▸ **THE EXERCISE**
Tally the lines that include "icon". Output the number only.

================

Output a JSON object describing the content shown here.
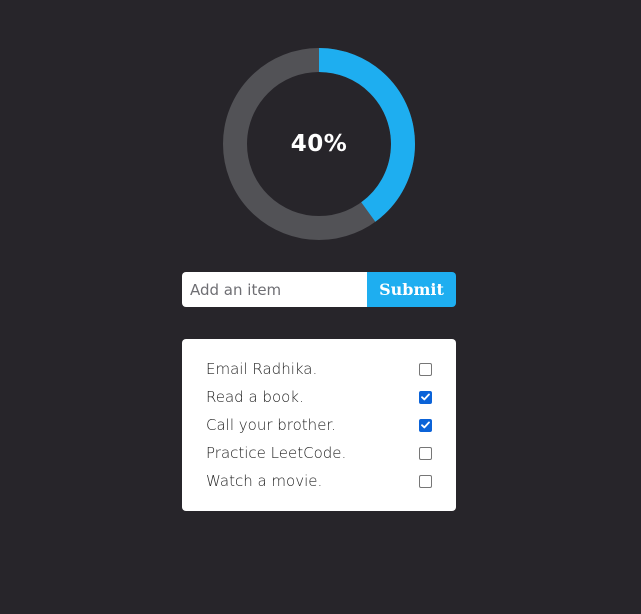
{
  "progress": {
    "percent": 40,
    "label": "40%",
    "track_color": "#525256",
    "fill_color": "#1eaef0"
  },
  "add_form": {
    "placeholder": "Add an item",
    "value": "",
    "submit_label": "Submit"
  },
  "todos": [
    {
      "text": "Email Radhika.",
      "checked": false
    },
    {
      "text": "Read a book.",
      "checked": true
    },
    {
      "text": "Call your brother.",
      "checked": true
    },
    {
      "text": "Practice LeetCode.",
      "checked": false
    },
    {
      "text": "Watch a movie.",
      "checked": false
    }
  ],
  "colors": {
    "background": "#27252a",
    "accent": "#1eaef0",
    "checkbox_checked": "#0b63d8"
  }
}
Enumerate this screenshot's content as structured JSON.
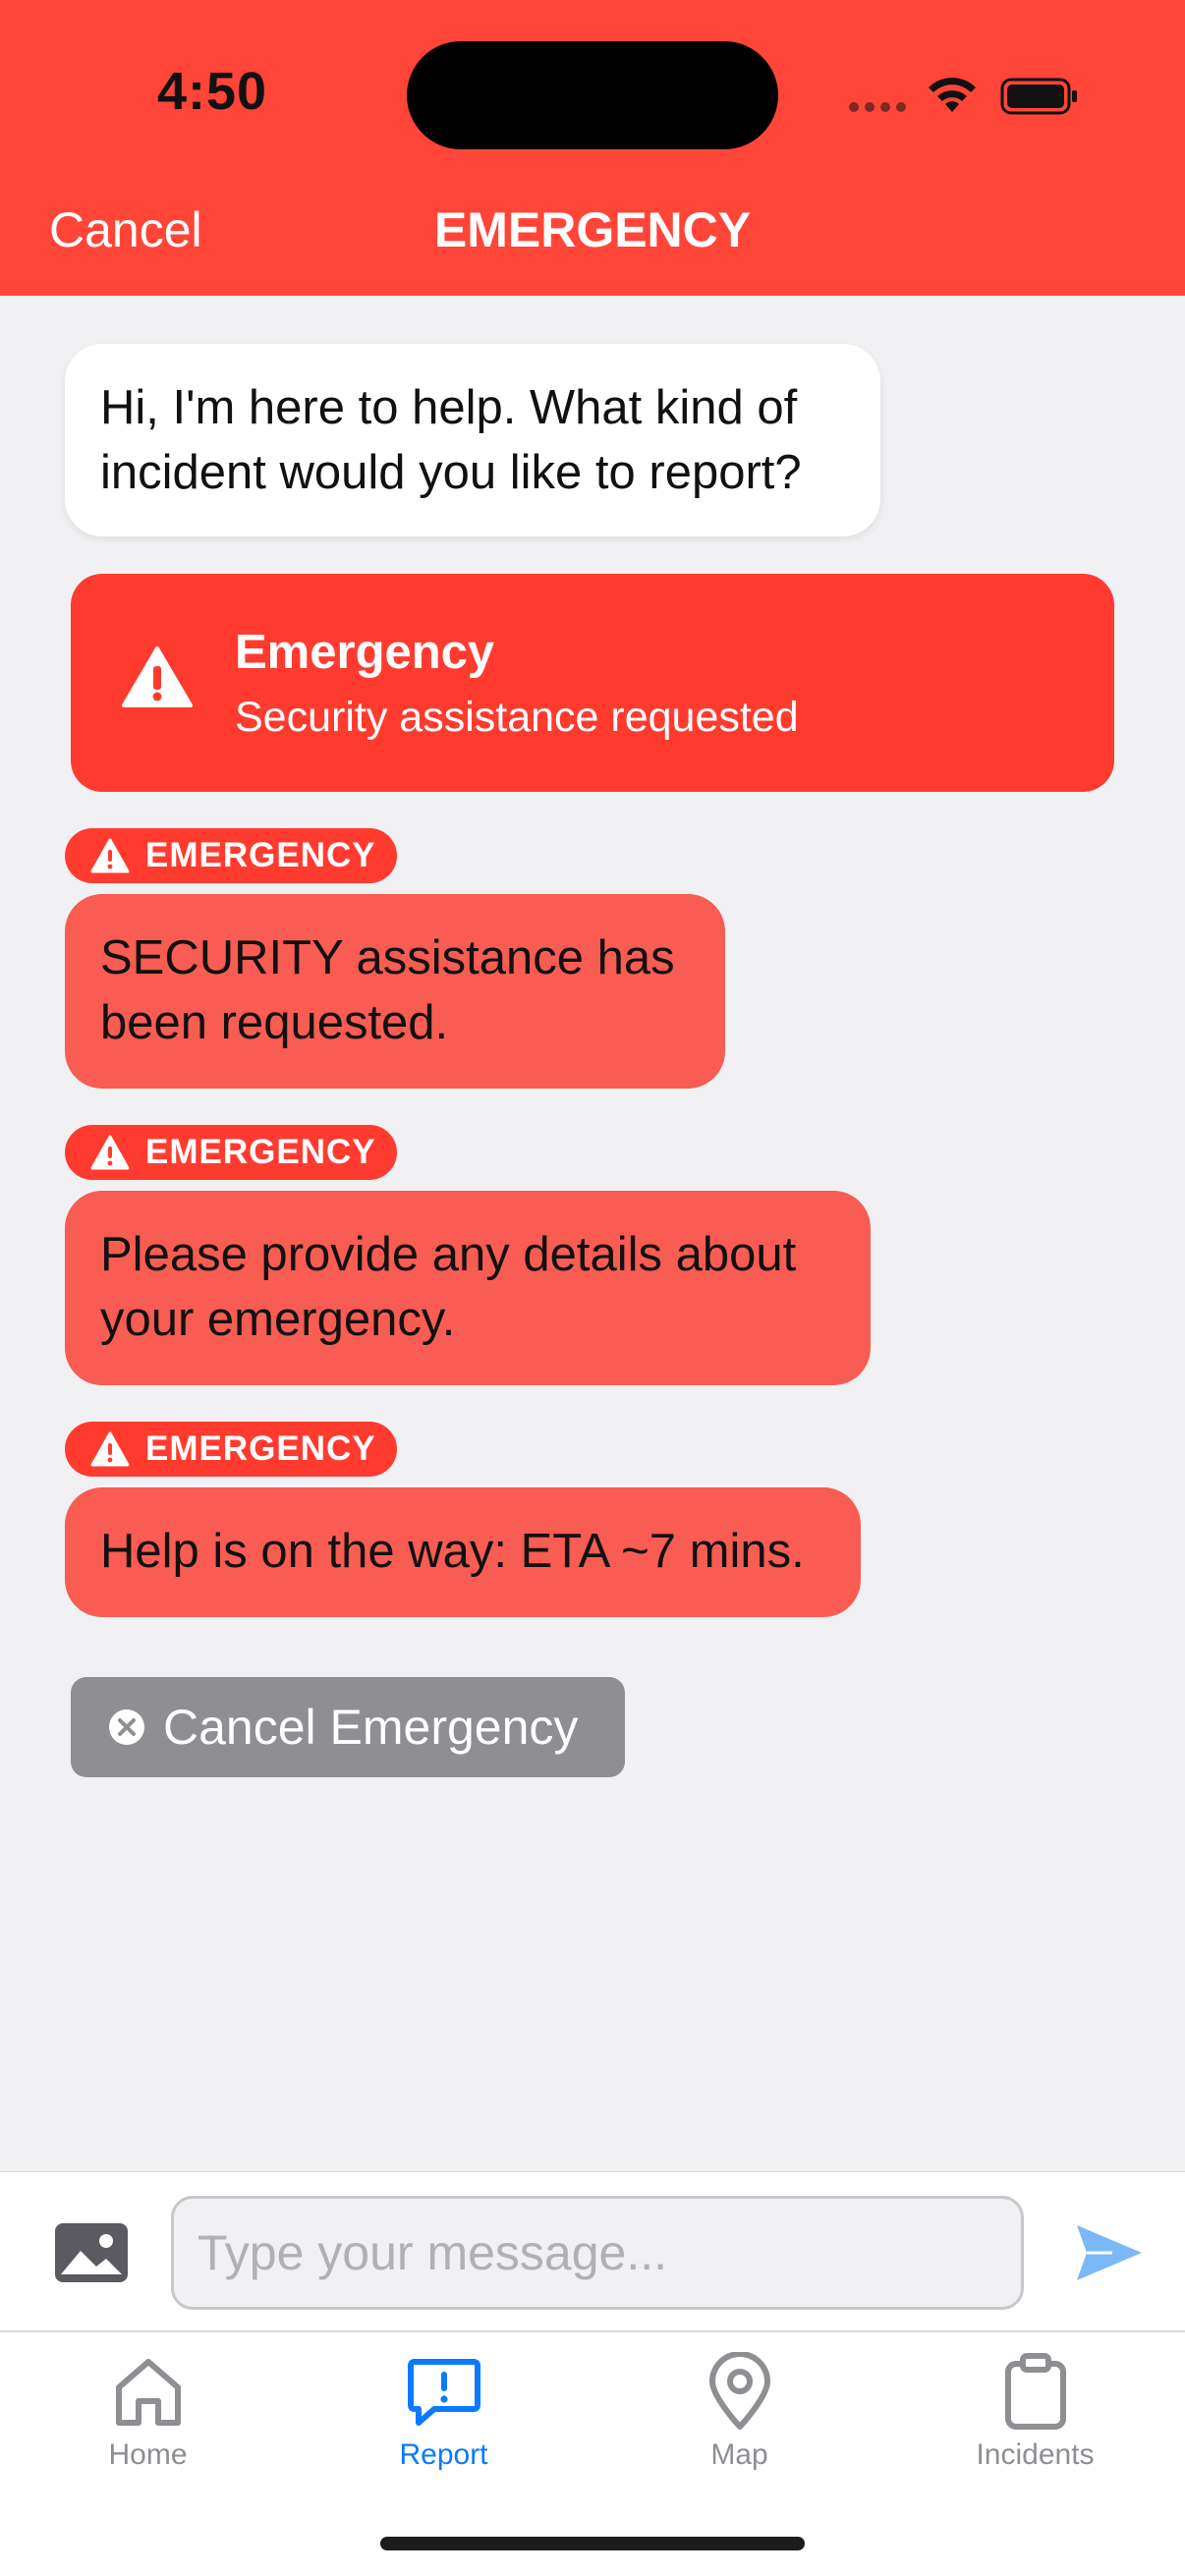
{
  "status_bar": {
    "time": "4:50"
  },
  "nav": {
    "cancel_label": "Cancel",
    "title": "EMERGENCY"
  },
  "colors": {
    "accent_red": "#ff3b30",
    "header_red": "#ff4538",
    "bubble_red": "#f85c52",
    "link_blue": "#0a7aff",
    "muted_gray": "#8e8e93"
  },
  "messages": [
    {
      "type": "assistant",
      "text": "Hi, I'm here to help. What kind of incident would you like to report?"
    },
    {
      "type": "alert-card",
      "icon": "warning-icon",
      "title": "Emergency",
      "subtitle": "Security assistance requested"
    },
    {
      "type": "emergency",
      "badge": "EMERGENCY",
      "text": "SECURITY assistance has been requested."
    },
    {
      "type": "emergency",
      "badge": "EMERGENCY",
      "text": "Please provide any details about your emergency."
    },
    {
      "type": "emergency",
      "badge": "EMERGENCY",
      "text": "Help is on the way: ETA ~7 mins."
    }
  ],
  "cancel_emergency_label": "Cancel Emergency",
  "composer": {
    "placeholder": "Type your message...",
    "photo_icon": "photo-icon",
    "send_icon": "send-icon"
  },
  "tabs": [
    {
      "label": "Home",
      "icon": "home-icon",
      "active": false
    },
    {
      "label": "Report",
      "icon": "report-icon",
      "active": true
    },
    {
      "label": "Map",
      "icon": "map-pin-icon",
      "active": false
    },
    {
      "label": "Incidents",
      "icon": "clipboard-icon",
      "active": false
    }
  ]
}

================

▸ **THE SOLUTION**
7